[Your objective]
According to the repository overview on adapting semantic segmentation, which two techniques does the method avoid using?

Self-supervised Augmentation Consistency for Adapting Semantic Segmentation (CVPR 2021)

Related tags

Deep Learningda-sac
Overview

Self-supervised Augmentation Consistency
for Adapting Semantic Segmentation

License PyTorch

This repository contains the official implementation of our paper:

Self-supervised Augmentation Consistency for Adapting Semantic Segmentation
Nikita Araslanov and Stefan Roth
To appear at CVPR 2021. [arXiv preprint]

drawing

We obtain state-of-the-art accuracy of adapting semantic
segmentation by enforcing consistency across photometric
and similarity transformations. We use neither style transfer
nor adversarial training.

Collected data:
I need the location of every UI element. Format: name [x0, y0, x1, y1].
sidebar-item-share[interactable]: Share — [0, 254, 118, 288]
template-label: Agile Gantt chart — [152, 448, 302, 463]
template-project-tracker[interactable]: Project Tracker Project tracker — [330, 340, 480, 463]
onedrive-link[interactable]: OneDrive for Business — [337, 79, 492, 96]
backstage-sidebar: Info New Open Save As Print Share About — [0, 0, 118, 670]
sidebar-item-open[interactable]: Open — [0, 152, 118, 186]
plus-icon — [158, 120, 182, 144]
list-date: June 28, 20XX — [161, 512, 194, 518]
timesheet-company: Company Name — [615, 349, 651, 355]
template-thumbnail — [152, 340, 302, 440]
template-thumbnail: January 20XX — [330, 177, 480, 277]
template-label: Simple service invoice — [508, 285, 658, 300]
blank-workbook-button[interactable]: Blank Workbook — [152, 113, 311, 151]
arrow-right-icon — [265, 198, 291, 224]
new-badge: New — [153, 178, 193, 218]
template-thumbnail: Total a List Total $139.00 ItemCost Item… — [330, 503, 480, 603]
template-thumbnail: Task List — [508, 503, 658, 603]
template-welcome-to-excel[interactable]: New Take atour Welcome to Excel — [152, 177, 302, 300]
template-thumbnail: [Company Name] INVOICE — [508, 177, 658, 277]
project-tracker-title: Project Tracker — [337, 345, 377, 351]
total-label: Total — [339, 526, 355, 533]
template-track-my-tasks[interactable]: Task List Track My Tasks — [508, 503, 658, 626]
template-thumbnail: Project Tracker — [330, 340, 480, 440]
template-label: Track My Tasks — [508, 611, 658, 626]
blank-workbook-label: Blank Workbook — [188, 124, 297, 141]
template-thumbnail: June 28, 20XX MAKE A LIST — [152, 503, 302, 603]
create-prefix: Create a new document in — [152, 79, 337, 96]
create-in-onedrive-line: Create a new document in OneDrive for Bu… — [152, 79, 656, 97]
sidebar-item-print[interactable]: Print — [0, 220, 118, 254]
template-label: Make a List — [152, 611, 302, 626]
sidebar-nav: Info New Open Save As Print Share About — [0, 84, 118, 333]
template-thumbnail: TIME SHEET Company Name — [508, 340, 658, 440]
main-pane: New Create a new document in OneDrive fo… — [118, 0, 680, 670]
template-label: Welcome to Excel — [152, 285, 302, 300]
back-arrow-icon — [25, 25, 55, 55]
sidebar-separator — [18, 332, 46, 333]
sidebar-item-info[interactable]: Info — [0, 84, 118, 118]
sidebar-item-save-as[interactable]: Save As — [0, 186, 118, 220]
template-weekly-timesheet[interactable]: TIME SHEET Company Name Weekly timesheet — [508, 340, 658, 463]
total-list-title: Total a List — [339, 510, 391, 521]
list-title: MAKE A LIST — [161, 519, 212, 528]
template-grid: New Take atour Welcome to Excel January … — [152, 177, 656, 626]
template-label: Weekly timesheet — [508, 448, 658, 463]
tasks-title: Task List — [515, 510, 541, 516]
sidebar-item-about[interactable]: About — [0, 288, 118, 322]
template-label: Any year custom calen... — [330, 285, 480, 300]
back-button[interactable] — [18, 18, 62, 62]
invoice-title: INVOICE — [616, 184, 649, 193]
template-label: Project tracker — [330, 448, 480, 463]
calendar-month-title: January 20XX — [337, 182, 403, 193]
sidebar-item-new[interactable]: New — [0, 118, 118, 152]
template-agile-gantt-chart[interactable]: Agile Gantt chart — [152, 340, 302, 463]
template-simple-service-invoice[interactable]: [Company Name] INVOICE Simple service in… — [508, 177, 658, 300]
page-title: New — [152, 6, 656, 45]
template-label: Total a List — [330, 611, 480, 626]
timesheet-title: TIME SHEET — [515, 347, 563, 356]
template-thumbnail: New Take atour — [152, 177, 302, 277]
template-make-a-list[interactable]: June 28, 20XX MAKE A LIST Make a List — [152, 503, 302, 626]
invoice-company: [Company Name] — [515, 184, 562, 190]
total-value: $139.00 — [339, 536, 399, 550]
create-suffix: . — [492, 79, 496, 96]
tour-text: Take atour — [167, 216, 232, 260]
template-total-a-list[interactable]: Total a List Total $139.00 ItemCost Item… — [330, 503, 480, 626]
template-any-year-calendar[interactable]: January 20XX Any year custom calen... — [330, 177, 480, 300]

[Response for this exercise]
Style transfer and adversarial training.